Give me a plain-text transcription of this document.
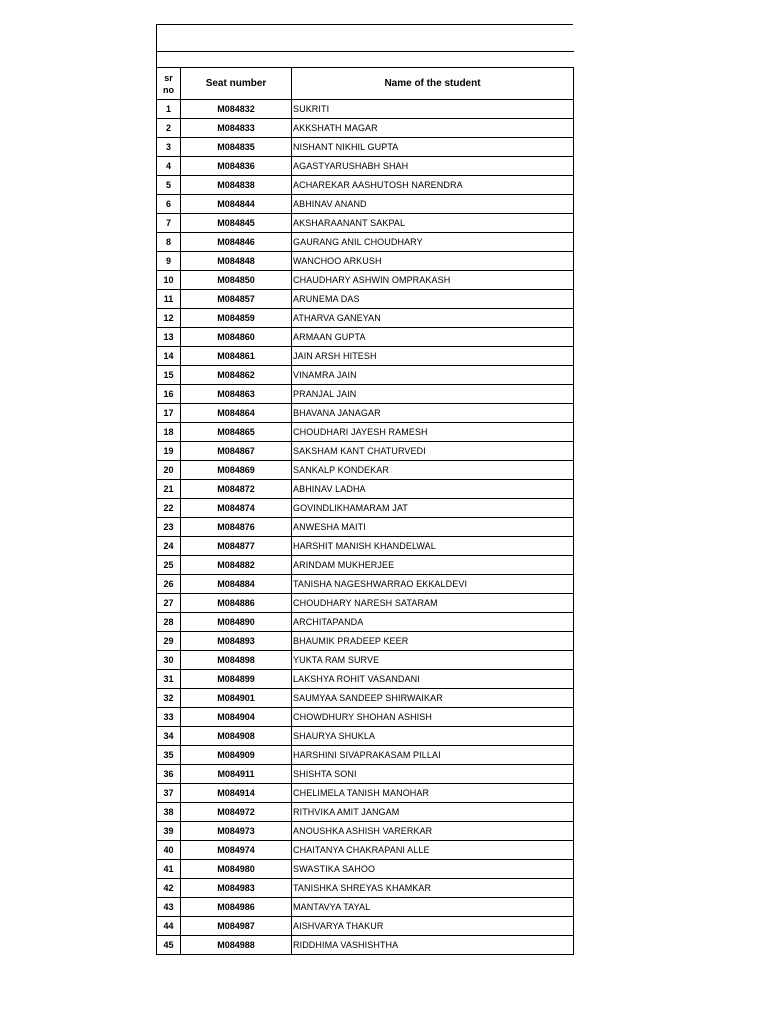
sr no	Seat number	Name of the student
1	M084832	SUKRITI
2	M084833	AKKSHATH MAGAR
3	M084835	NISHANT NIKHIL GUPTA
4	M084836	AGASTYARUSHABH SHAH
5	M084838	ACHAREKAR AASHUTOSH NARENDRA
6	M084844	ABHINAV ANAND
7	M084845	AKSHARAANANT SAKPAL
8	M084846	GAURANG ANIL CHOUDHARY
9	M084848	WANCHOO ARKUSH
10	M084850	CHAUDHARY ASHWIN OMPRAKASH
11	M084857	ARUNEMA DAS
12	M084859	ATHARVA GANEYAN
13	M084860	ARMAAN GUPTA
14	M084861	JAIN ARSH HITESH
15	M084862	VINAMRA JAIN
16	M084863	PRANJAL JAIN
17	M084864	BHAVANA JANAGAR
18	M084865	CHOUDHARI JAYESH RAMESH
19	M084867	SAKSHAM KANT CHATURVEDI
20	M084869	SANKALP KONDEKAR
21	M084872	ABHINAV LADHA
22	M084874	GOVINDLIKHAMARAM JAT
23	M084876	ANWESHA MAITI
24	M084877	HARSHIT MANISH KHANDELWAL
25	M084882	ARINDAM MUKHERJEE
26	M084884	TANISHA NAGESHWARRAO EKKALDEVI
27	M084886	CHOUDHARY NARESH SATARAM
28	M084890	ARCHITAPANDA
29	M084893	BHAUMIK PRADEEP KEER
30	M084898	YUKTA RAM SURVE
31	M084899	LAKSHYA ROHIT VASANDANI
32	M084901	SAUMYAA SANDEEP SHIRWAIKAR
33	M084904	CHOWDHURY SHOHAN ASHISH
34	M084908	SHAURYA SHUKLA
35	M084909	HARSHINI SIVAPRAKASAM PILLAI
36	M084911	SHISHTA SONI
37	M084914	CHELIMELA TANISH MANOHAR
38	M084972	RITHVIKA AMIT JANGAM
39	M084973	ANOUSHKA ASHISH VARERKAR
40	M084974	CHAITANYA CHAKRAPANI ALLE
41	M084980	SWASTIKA SAHOO
42	M084983	TANISHKA SHREYAS KHAMKAR
43	M084986	MANTAVYA TAYAL
44	M084987	AISHVARYA THAKUR
45	M084988	RIDDHIMA VASHISHTHA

#### TASK GOAL
The records above are to be reproduced exactly; the pictures are to be left out.

#### FULL RESPONSE
Give me a plain-text transcription of this document.
sr no	Seat number	Name of the student
1	M084832	SUKRITI
2	M084833	AKKSHATH MAGAR
3	M084835	NISHANT NIKHIL GUPTA
4	M084836	AGASTYARUSHABH SHAH
5	M084838	ACHAREKAR AASHUTOSH NARENDRA
6	M084844	ABHINAV ANAND
7	M084845	AKSHARAANANT SAKPAL
8	M084846	GAURANG ANIL CHOUDHARY
9	M084848	WANCHOO ARKUSH
10	M084850	CHAUDHARY ASHWIN OMPRAKASH
11	M084857	ARUNEMA DAS
12	M084859	ATHARVA GANEYAN
13	M084860	ARMAAN GUPTA
14	M084861	JAIN ARSH HITESH
15	M084862	VINAMRA JAIN
16	M084863	PRANJAL JAIN
17	M084864	BHAVANA JANAGAR
18	M084865	CHOUDHARI JAYESH RAMESH
19	M084867	SAKSHAM KANT CHATURVEDI
20	M084869	SANKALP KONDEKAR
21	M084872	ABHINAV LADHA
22	M084874	GOVINDLIKHAMARAM JAT
23	M084876	ANWESHA MAITI
24	M084877	HARSHIT MANISH KHANDELWAL
25	M084882	ARINDAM MUKHERJEE
26	M084884	TANISHA NAGESHWARRAO EKKALDEVI
27	M084886	CHOUDHARY NARESH SATARAM
28	M084890	ARCHITAPANDA
29	M084893	BHAUMIK PRADEEP KEER
30	M084898	YUKTA RAM SURVE
31	M084899	LAKSHYA ROHIT VASANDANI
32	M084901	SAUMYAA SANDEEP SHIRWAIKAR
33	M084904	CHOWDHURY SHOHAN ASHISH
34	M084908	SHAURYA SHUKLA
35	M084909	HARSHINI SIVAPRAKASAM PILLAI
36	M084911	SHISHTA SONI
37	M084914	CHELIMELA TANISH MANOHAR
38	M084972	RITHVIKA AMIT JANGAM
39	M084973	ANOUSHKA ASHISH VARERKAR
40	M084974	CHAITANYA CHAKRAPANI ALLE
41	M084980	SWASTIKA SAHOO
42	M084983	TANISHKA SHREYAS KHAMKAR
43	M084986	MANTAVYA TAYAL
44	M084987	AISHVARYA THAKUR
45	M084988	RIDDHIMA VASHISHTHA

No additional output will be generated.